begin

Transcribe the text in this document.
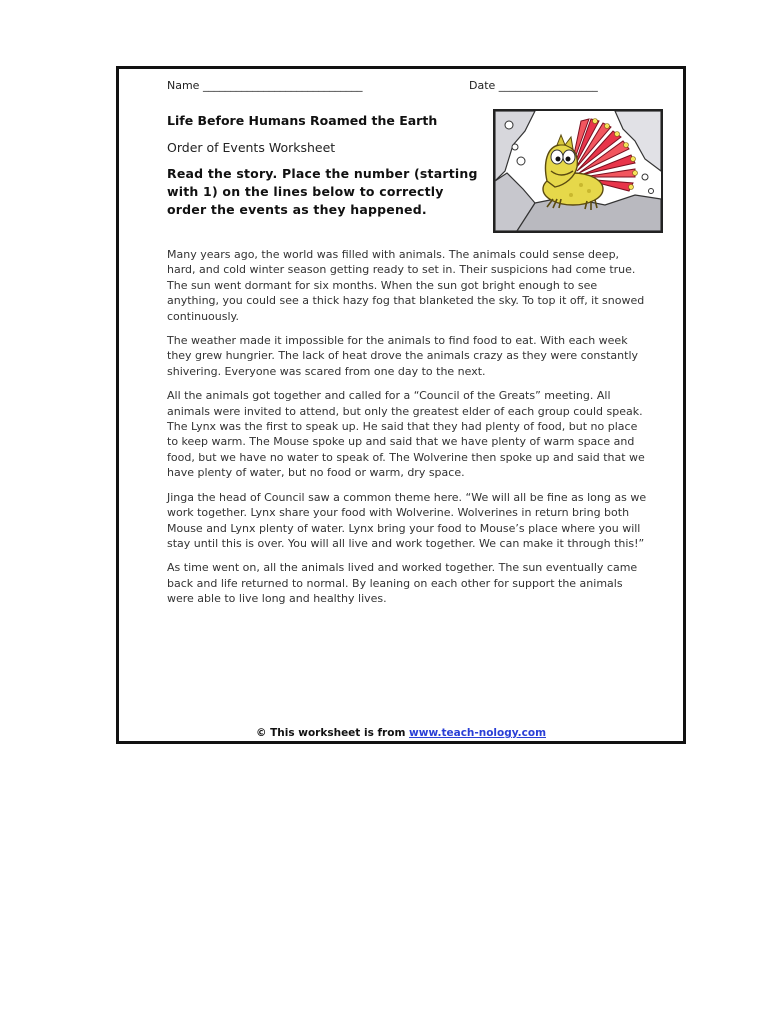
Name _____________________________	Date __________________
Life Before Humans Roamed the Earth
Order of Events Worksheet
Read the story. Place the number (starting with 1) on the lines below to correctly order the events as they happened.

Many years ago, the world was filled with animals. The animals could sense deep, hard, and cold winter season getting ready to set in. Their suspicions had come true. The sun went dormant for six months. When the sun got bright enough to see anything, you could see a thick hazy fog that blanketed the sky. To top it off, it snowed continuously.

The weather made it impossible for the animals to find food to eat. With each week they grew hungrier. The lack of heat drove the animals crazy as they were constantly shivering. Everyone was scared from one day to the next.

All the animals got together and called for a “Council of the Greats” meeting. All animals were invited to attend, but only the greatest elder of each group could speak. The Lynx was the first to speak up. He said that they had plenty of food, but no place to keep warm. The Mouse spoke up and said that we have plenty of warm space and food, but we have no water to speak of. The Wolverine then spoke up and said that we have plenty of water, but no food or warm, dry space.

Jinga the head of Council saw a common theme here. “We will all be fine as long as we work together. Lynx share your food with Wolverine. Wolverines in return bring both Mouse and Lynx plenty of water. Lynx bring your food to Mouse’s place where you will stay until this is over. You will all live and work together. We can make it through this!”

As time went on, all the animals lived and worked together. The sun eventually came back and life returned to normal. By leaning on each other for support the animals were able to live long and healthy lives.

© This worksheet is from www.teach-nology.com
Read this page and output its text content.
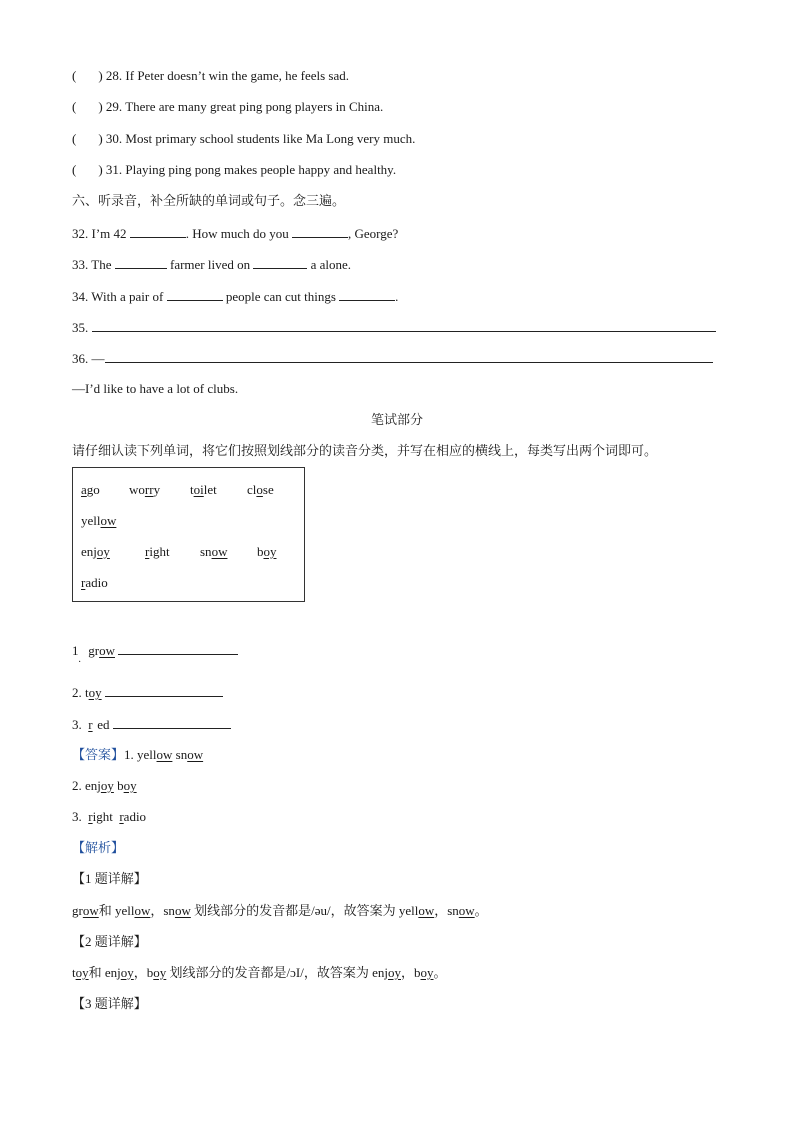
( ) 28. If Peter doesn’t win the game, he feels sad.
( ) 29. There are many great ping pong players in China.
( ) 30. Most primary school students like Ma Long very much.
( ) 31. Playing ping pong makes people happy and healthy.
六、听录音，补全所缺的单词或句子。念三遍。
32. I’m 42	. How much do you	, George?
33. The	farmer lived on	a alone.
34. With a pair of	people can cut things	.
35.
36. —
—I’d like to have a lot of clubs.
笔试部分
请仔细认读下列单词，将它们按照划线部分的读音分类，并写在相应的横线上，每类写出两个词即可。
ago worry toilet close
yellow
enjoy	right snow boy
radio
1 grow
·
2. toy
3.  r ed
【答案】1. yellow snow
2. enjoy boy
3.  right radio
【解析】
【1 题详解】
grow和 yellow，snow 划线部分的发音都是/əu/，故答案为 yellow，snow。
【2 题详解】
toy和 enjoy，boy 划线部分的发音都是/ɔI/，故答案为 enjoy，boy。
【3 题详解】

end

- **Objective**
Please write out all the data again word for word, but not the pictures.

- **Complete output**
Transcribe the text in this document.
Name _____________________________	Date __________________
Life Before Humans Roamed the Earth
Order of Events Worksheet
Read the story. Place the number (starting with 1) on the lines below to correctly order the events as they happened.

Many years ago, the world was filled with animals. The animals could sense deep, hard, and cold winter season getting ready to set in. Their suspicions had come true. The sun went dormant for six months. When the sun got bright enough to see anything, you could see a thick hazy fog that blanketed the sky. To top it off, it snowed continuously.

The weather made it impossible for the animals to find food to eat. With each week they grew hungrier. The lack of heat drove the animals crazy as they were constantly shivering. Everyone was scared from one day to the next.

All the animals got together and called for a “Council of the Greats” meeting. All animals were invited to attend, but only the greatest elder of each group could speak. The Lynx was the first to speak up. He said that they had plenty of food, but no place to keep warm. The Mouse spoke up and said that we have plenty of warm space and food, but we have no water to speak of. The Wolverine then spoke up and said that we have plenty of water, but no food or warm, dry space.

Jinga the head of Council saw a common theme here. “We will all be fine as long as we work together. Lynx share your food with Wolverine. Wolverines in return bring both Mouse and Lynx plenty of water. Lynx bring your food to Mouse’s place where you will stay until this is over. You will all live and work together. We can make it through this!”

As time went on, all the animals lived and worked together. The sun eventually came back and life returned to normal. By leaning on each other for support the animals were able to live long and healthy lives.

© This worksheet is from www.teach-nology.com
Read this page and output its text content.
( ) 28. If Peter doesn’t win the game, he feels sad.
( ) 29. There are many great ping pong players in China.
( ) 30. Most primary school students like Ma Long very much.
( ) 31. Playing ping pong makes people happy and healthy.
六、听录音，补全所缺的单词或句子。念三遍。
32. I’m 42	. How much do you	, George?
33. The	farmer lived on	a alone.
34. With a pair of	people can cut things	.
35.
36. —
—I’d like to have a lot of clubs.
笔试部分
请仔细认读下列单词，将它们按照划线部分的读音分类，并写在相应的横线上，每类写出两个词即可。
ago worry toilet close
yellow
enjoy	right snow boy
radio
1 grow
·
2. toy
3.  r ed
【答案】1. yellow snow
2. enjoy boy
3.  right radio
【解析】
【1 题详解】
grow和 yellow，snow 划线部分的发音都是/əu/，故答案为 yellow，snow。
【2 题详解】
toy和 enjoy，boy 划线部分的发音都是/ɔI/，故答案为 enjoy，boy。
【3 题详解】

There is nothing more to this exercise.